Saved entries
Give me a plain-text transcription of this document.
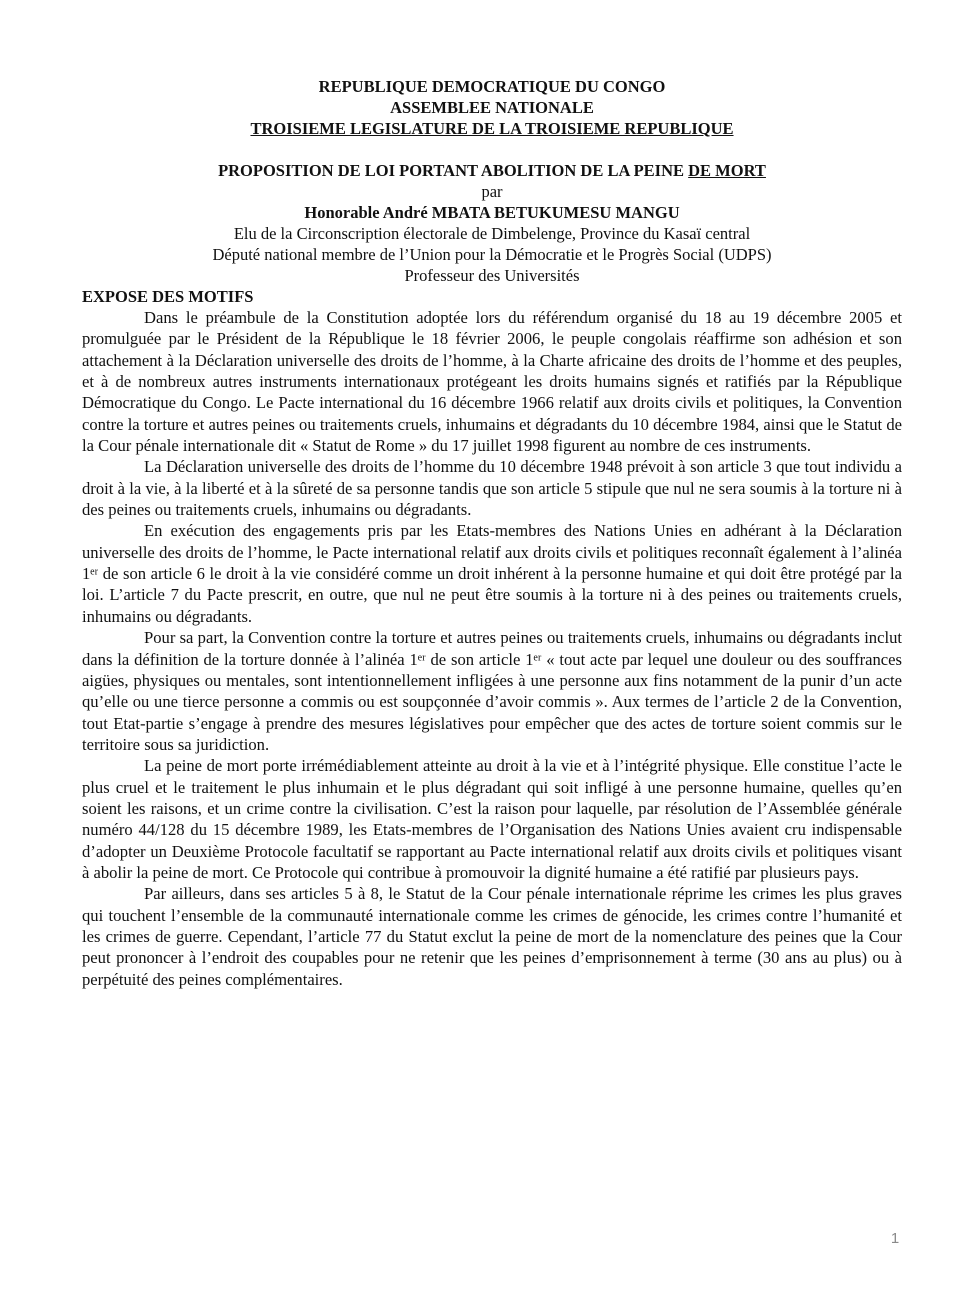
REPUBLIQUE DEMOCRATIQUE DU CONGO

ASSEMBLEE NATIONALE

TROISIEME LEGISLATURE DE LA TROISIEME REPUBLIQUE

PROPOSITION DE LOI PORTANT ABOLITION DE LA PEINE DE MORT

par

Honorable André MBATA BETUKUMESU MANGU

Elu de la Circonscription électorale de Dimbelenge, Province du Kasaï central

Député national membre de l’Union pour la Démocratie et le Progrès Social (UDPS)

Professeur des Universités

EXPOSE DES MOTIFS

Dans le préambule de la Constitution adoptée lors du référendum organisé du 18 au 19 décembre 2005 et promulguée par le Président de la République le 18 février 2006, le peuple congolais réaffirme son adhésion et son attachement à la Déclaration universelle des droits de l’homme, à la Charte africaine des droits de l’homme et des peuples, et à de nombreux autres instruments internationaux protégeant les droits humains signés et ratifiés par la République Démocratique du Congo. Le Pacte international du 16 décembre 1966 relatif aux droits civils et politiques, la Convention contre la torture et autres peines ou traitements cruels, inhumains et dégradants du 10 décembre 1984, ainsi que le Statut de la Cour pénale internationale dit « Statut de Rome » du 17 juillet 1998 figurent au nombre de ces instruments.

La Déclaration universelle des droits de l’homme du 10 décembre 1948 prévoit à son article 3 que tout individu a droit à la vie, à la liberté et à la sûreté de sa personne tandis que son article 5 stipule que nul ne sera soumis à la torture ni à des peines ou traitements cruels, inhumains ou dégradants.

En exécution des engagements pris par les Etats-membres des Nations Unies en adhérant à la Déclaration universelle des droits de l’homme, le Pacte international relatif aux droits civils et politiques reconnaît également à l’alinéa 1ᵉʳ de son article 6 le droit à la vie considéré comme un droit inhérent à la personne humaine et qui doit être protégé par la loi. L’article 7 du Pacte prescrit, en outre, que nul ne peut être soumis à la torture ni à des peines ou traitements cruels, inhumains ou dégradants.

Pour sa part, la Convention contre la torture et autres peines ou traitements cruels, inhumains ou dégradants inclut dans la définition de la torture donnée à l’alinéa 1ᵉʳ de son article 1ᵉʳ « tout acte par lequel une douleur ou des souffrances aigües, physiques ou mentales, sont intentionnellement infligées à une personne aux fins notamment de la punir d’un acte qu’elle ou une tierce personne a commis ou est soupçonnée d’avoir commis ». Aux termes de l’article 2 de la Convention, tout Etat-partie s’engage à prendre des mesures législatives pour empêcher que des actes de torture soient commis sur le territoire sous sa juridiction.

La peine de mort porte irrémédiablement atteinte au droit à la vie et à l’intégrité physique. Elle constitue l’acte le plus cruel et le traitement le plus inhumain et le plus dégradant qui soit infligé à une personne humaine, quelles qu’en soient les raisons, et un crime contre la civilisation. C’est la raison pour laquelle, par résolution de l’Assemblée générale numéro 44/128 du 15 décembre 1989, les Etats-membres de l’Organisation des Nations Unies avaient cru indispensable d’adopter un Deuxième Protocole facultatif se rapportant au Pacte international relatif aux droits civils et politiques visant à abolir la peine de mort. Ce Protocole qui contribue à promouvoir la dignité humaine a été ratifié par plusieurs pays.

Par ailleurs, dans ses articles 5 à 8, le Statut de la Cour pénale internationale réprime les crimes les plus graves qui touchent l’ensemble de la communauté internationale comme les crimes de génocide, les crimes contre l’humanité et les crimes de guerre. Cependant, l’article 77 du Statut exclut la peine de mort de la nomenclature des peines que la Cour peut prononcer à l’endroit des coupables pour ne retenir que les peines d’emprisonnement à terme (30 ans au plus) ou à perpétuité des peines complémentaires.

1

WHAT TO DO →
Print each entry shown above with exact wording and no pictures.

ANSWER TO THIS EXERCISE →
Give me a plain-text transcription of this document.
REPUBLIQUE DEMOCRATIQUE DU CONGO

ASSEMBLEE NATIONALE

TROISIEME LEGISLATURE DE LA TROISIEME REPUBLIQUE

PROPOSITION DE LOI PORTANT ABOLITION DE LA PEINE DE MORT

par

Honorable André MBATA BETUKUMESU MANGU

Elu de la Circonscription électorale de Dimbelenge, Province du Kasaï central

Député national membre de l’Union pour la Démocratie et le Progrès Social (UDPS)

Professeur des Universités

EXPOSE DES MOTIFS

Dans le préambule de la Constitution adoptée lors du référendum organisé du 18 au 19 décembre 2005 et promulguée par le Président de la République le 18 février 2006, le peuple congolais réaffirme son adhésion et son attachement à la Déclaration universelle des droits de l’homme, à la Charte africaine des droits de l’homme et des peuples, et à de nombreux autres instruments internationaux protégeant les droits humains signés et ratifiés par la République Démocratique du Congo. Le Pacte international du 16 décembre 1966 relatif aux droits civils et politiques, la Convention contre la torture et autres peines ou traitements cruels, inhumains et dégradants du 10 décembre 1984, ainsi que le Statut de la Cour pénale internationale dit « Statut de Rome » du 17 juillet 1998 figurent au nombre de ces instruments.

La Déclaration universelle des droits de l’homme du 10 décembre 1948 prévoit à son article 3 que tout individu a droit à la vie, à la liberté et à la sûreté de sa personne tandis que son article 5 stipule que nul ne sera soumis à la torture ni à des peines ou traitements cruels, inhumains ou dégradants.

En exécution des engagements pris par les Etats-membres des Nations Unies en adhérant à la Déclaration universelle des droits de l’homme, le Pacte international relatif aux droits civils et politiques reconnaît également à l’alinéa 1ᵉʳ de son article 6 le droit à la vie considéré comme un droit inhérent à la personne humaine et qui doit être protégé par la loi. L’article 7 du Pacte prescrit, en outre, que nul ne peut être soumis à la torture ni à des peines ou traitements cruels, inhumains ou dégradants.

Pour sa part, la Convention contre la torture et autres peines ou traitements cruels, inhumains ou dégradants inclut dans la définition de la torture donnée à l’alinéa 1ᵉʳ de son article 1ᵉʳ « tout acte par lequel une douleur ou des souffrances aigües, physiques ou mentales, sont intentionnellement infligées à une personne aux fins notamment de la punir d’un acte qu’elle ou une tierce personne a commis ou est soupçonnée d’avoir commis ». Aux termes de l’article 2 de la Convention, tout Etat-partie s’engage à prendre des mesures législatives pour empêcher que des actes de torture soient commis sur le territoire sous sa juridiction.

La peine de mort porte irrémédiablement atteinte au droit à la vie et à l’intégrité physique. Elle constitue l’acte le plus cruel et le traitement le plus inhumain et le plus dégradant qui soit infligé à une personne humaine, quelles qu’en soient les raisons, et un crime contre la civilisation. C’est la raison pour laquelle, par résolution de l’Assemblée générale numéro 44/128 du 15 décembre 1989, les Etats-membres de l’Organisation des Nations Unies avaient cru indispensable d’adopter un Deuxième Protocole facultatif se rapportant au Pacte international relatif aux droits civils et politiques visant à abolir la peine de mort. Ce Protocole qui contribue à promouvoir la dignité humaine a été ratifié par plusieurs pays.

Par ailleurs, dans ses articles 5 à 8, le Statut de la Cour pénale internationale réprime les crimes les plus graves qui touchent l’ensemble de la communauté internationale comme les crimes de génocide, les crimes contre l’humanité et les crimes de guerre. Cependant, l’article 77 du Statut exclut la peine de mort de la nomenclature des peines que la Cour peut prononcer à l’endroit des coupables pour ne retenir que les peines d’emprisonnement à terme (30 ans au plus) ou à perpétuité des peines complémentaires.

1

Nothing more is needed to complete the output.